## REQUIREMENTS
Write out every row below verbatim, character for character, keeping their order.

## ENTRIES SHOWN

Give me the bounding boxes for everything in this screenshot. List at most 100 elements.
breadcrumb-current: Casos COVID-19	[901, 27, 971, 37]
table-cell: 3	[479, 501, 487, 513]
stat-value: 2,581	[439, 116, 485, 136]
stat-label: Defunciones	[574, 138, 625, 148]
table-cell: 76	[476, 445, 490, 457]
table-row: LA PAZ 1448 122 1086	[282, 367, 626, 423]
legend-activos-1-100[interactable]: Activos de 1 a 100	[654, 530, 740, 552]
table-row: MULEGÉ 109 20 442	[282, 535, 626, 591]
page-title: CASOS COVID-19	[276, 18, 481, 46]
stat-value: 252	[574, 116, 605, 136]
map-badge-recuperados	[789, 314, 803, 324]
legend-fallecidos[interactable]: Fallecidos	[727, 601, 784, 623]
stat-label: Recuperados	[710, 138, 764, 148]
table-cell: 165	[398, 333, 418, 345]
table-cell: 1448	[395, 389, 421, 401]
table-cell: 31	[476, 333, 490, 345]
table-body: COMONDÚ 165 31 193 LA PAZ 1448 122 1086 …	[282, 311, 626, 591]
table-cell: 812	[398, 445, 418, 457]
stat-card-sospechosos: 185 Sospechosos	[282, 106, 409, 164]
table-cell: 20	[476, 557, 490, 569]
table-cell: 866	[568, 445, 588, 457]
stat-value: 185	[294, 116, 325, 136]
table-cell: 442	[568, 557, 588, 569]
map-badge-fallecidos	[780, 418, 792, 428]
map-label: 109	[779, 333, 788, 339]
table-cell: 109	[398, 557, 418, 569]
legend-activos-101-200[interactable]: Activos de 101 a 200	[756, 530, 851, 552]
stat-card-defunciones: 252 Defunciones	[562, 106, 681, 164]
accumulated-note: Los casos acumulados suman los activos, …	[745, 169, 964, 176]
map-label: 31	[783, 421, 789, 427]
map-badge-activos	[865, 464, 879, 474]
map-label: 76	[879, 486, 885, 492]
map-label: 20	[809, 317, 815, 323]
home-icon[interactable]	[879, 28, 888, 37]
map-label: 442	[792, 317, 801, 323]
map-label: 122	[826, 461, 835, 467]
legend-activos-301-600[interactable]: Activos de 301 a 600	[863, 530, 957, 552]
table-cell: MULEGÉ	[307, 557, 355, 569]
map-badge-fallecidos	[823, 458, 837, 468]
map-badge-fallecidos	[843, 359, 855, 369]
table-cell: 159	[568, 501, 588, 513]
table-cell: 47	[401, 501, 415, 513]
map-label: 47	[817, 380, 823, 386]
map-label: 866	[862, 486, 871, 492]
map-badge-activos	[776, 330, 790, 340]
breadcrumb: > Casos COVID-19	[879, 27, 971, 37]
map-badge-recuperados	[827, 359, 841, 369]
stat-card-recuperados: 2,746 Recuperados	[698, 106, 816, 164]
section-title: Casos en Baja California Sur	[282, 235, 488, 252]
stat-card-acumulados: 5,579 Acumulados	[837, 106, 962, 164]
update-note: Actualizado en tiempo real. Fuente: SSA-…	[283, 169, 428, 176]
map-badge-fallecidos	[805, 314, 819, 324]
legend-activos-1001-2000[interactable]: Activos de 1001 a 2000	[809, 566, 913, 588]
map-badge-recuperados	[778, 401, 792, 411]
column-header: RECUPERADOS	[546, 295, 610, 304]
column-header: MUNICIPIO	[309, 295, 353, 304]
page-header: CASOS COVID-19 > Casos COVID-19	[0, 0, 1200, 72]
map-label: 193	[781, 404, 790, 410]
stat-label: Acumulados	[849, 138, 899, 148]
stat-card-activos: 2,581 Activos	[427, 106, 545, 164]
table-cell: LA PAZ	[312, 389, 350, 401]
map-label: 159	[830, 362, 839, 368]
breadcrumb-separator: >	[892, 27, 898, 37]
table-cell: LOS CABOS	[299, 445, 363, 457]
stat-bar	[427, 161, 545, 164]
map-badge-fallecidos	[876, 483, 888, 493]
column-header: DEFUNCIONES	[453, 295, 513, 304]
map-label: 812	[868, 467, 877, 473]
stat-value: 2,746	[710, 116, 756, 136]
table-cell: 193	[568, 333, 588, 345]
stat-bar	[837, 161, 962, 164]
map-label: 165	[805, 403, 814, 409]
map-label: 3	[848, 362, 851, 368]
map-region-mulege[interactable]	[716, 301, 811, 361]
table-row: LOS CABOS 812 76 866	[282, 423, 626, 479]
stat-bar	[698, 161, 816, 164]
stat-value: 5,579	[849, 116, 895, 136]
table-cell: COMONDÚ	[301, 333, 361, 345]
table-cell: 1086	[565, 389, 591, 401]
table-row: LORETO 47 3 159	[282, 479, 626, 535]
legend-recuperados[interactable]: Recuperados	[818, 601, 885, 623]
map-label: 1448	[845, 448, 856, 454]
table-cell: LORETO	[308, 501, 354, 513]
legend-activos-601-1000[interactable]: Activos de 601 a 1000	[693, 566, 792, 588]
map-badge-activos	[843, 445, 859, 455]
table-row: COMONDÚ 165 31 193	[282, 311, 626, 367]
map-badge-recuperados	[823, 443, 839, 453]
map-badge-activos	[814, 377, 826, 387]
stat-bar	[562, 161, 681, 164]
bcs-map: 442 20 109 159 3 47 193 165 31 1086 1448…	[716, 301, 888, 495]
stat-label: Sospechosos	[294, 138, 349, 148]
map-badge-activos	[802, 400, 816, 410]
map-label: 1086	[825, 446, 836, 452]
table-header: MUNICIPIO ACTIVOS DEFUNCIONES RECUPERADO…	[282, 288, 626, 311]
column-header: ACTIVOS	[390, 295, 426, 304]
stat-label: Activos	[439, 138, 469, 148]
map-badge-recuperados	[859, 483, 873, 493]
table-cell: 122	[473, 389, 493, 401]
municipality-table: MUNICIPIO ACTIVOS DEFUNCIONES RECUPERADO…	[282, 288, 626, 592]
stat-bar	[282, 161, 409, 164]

## FULL OUTPUT
Give me the bounding boxes for everything in this screenshot. List at most 100 elements.
breadcrumb-current: Casos COVID-19	[901, 27, 971, 37]
table-cell: 3	[479, 501, 487, 513]
stat-value: 2,581	[439, 116, 485, 136]
stat-label: Defunciones	[574, 138, 625, 148]
table-cell: 76	[476, 445, 490, 457]
table-row: LA PAZ 1448 122 1086	[282, 367, 626, 423]
legend-activos-1-100[interactable]: Activos de 1 a 100	[654, 530, 740, 552]
table-row: MULEGÉ 109 20 442	[282, 535, 626, 591]
page-title: CASOS COVID-19	[276, 18, 481, 46]
stat-value: 252	[574, 116, 605, 136]
map-badge-recuperados	[789, 314, 803, 324]
legend-fallecidos[interactable]: Fallecidos	[727, 601, 784, 623]
stat-label: Recuperados	[710, 138, 764, 148]
table-cell: 165	[398, 333, 418, 345]
table-cell: 1448	[395, 389, 421, 401]
table-cell: 31	[476, 333, 490, 345]
table-body: COMONDÚ 165 31 193 LA PAZ 1448 122 1086 …	[282, 311, 626, 591]
table-cell: 812	[398, 445, 418, 457]
stat-card-sospechosos: 185 Sospechosos	[282, 106, 409, 164]
table-cell: 20	[476, 557, 490, 569]
table-cell: 866	[568, 445, 588, 457]
stat-value: 185	[294, 116, 325, 136]
table-cell: 442	[568, 557, 588, 569]
map-badge-fallecidos	[780, 418, 792, 428]
map-label: 109	[779, 333, 788, 339]
table-cell: 109	[398, 557, 418, 569]
legend-activos-101-200[interactable]: Activos de 101 a 200	[756, 530, 851, 552]
stat-card-defunciones: 252 Defunciones	[562, 106, 681, 164]
accumulated-note: Los casos acumulados suman los activos, …	[745, 169, 964, 176]
map-label: 31	[783, 421, 789, 427]
map-badge-activos	[865, 464, 879, 474]
map-label: 76	[879, 486, 885, 492]
map-label: 20	[809, 317, 815, 323]
home-icon[interactable]	[879, 28, 888, 37]
map-label: 442	[792, 317, 801, 323]
map-label: 122	[826, 461, 835, 467]
legend-activos-301-600[interactable]: Activos de 301 a 600	[863, 530, 957, 552]
table-cell: MULEGÉ	[307, 557, 355, 569]
map-badge-fallecidos	[823, 458, 837, 468]
map-badge-fallecidos	[843, 359, 855, 369]
table-cell: 159	[568, 501, 588, 513]
table-cell: 47	[401, 501, 415, 513]
map-label: 47	[817, 380, 823, 386]
map-label: 866	[862, 486, 871, 492]
map-badge-activos	[776, 330, 790, 340]
breadcrumb: > Casos COVID-19	[879, 27, 971, 37]
map-badge-recuperados	[827, 359, 841, 369]
stat-card-recuperados: 2,746 Recuperados	[698, 106, 816, 164]
section-title: Casos en Baja California Sur	[282, 235, 488, 252]
stat-card-acumulados: 5,579 Acumulados	[837, 106, 962, 164]
update-note: Actualizado en tiempo real. Fuente: SSA-…	[283, 169, 428, 176]
map-badge-fallecidos	[805, 314, 819, 324]
legend-activos-1001-2000[interactable]: Activos de 1001 a 2000	[809, 566, 913, 588]
map-badge-recuperados	[778, 401, 792, 411]
column-header: RECUPERADOS	[546, 295, 610, 304]
column-header: MUNICIPIO	[309, 295, 353, 304]
page-header: CASOS COVID-19 > Casos COVID-19	[0, 0, 1200, 72]
map-label: 193	[781, 404, 790, 410]
stat-label: Acumulados	[849, 138, 899, 148]
stat-card-activos: 2,581 Activos	[427, 106, 545, 164]
table-cell: LA PAZ	[312, 389, 350, 401]
map-label: 159	[830, 362, 839, 368]
breadcrumb-separator: >	[892, 27, 898, 37]
table-cell: LOS CABOS	[299, 445, 363, 457]
stat-bar	[427, 161, 545, 164]
map-badge-fallecidos	[876, 483, 888, 493]
column-header: DEFUNCIONES	[453, 295, 513, 304]
map-label: 812	[868, 467, 877, 473]
stat-value: 2,746	[710, 116, 756, 136]
table-cell: 193	[568, 333, 588, 345]
stat-bar	[837, 161, 962, 164]
map-label: 165	[805, 403, 814, 409]
map-label: 3	[848, 362, 851, 368]
map-region-mulege[interactable]	[716, 301, 811, 361]
table-row: LOS CABOS 812 76 866	[282, 423, 626, 479]
stat-bar	[698, 161, 816, 164]
stat-value: 5,579	[849, 116, 895, 136]
table-cell: COMONDÚ	[301, 333, 361, 345]
table-cell: 1086	[565, 389, 591, 401]
table-row: LORETO 47 3 159	[282, 479, 626, 535]
legend-recuperados[interactable]: Recuperados	[818, 601, 885, 623]
map-label: 1448	[845, 448, 856, 454]
table-cell: LORETO	[308, 501, 354, 513]
legend-activos-601-1000[interactable]: Activos de 601 a 1000	[693, 566, 792, 588]
map-badge-activos	[843, 445, 859, 455]
table-row: COMONDÚ 165 31 193	[282, 311, 626, 367]
map-badge-recuperados	[823, 443, 839, 453]
map-badge-activos	[814, 377, 826, 387]
stat-bar	[562, 161, 681, 164]
bcs-map: 442 20 109 159 3 47 193 165 31 1086 1448…	[716, 301, 888, 495]
stat-label: Sospechosos	[294, 138, 349, 148]
map-badge-activos	[802, 400, 816, 410]
map-label: 1086	[825, 446, 836, 452]
table-header: MUNICIPIO ACTIVOS DEFUNCIONES RECUPERADO…	[282, 288, 626, 311]
column-header: ACTIVOS	[390, 295, 426, 304]
stat-label: Activos	[439, 138, 469, 148]
map-badge-recuperados	[859, 483, 873, 493]
table-cell: 122	[473, 389, 493, 401]
municipality-table: MUNICIPIO ACTIVOS DEFUNCIONES RECUPERADO…	[282, 288, 626, 592]
stat-bar	[282, 161, 409, 164]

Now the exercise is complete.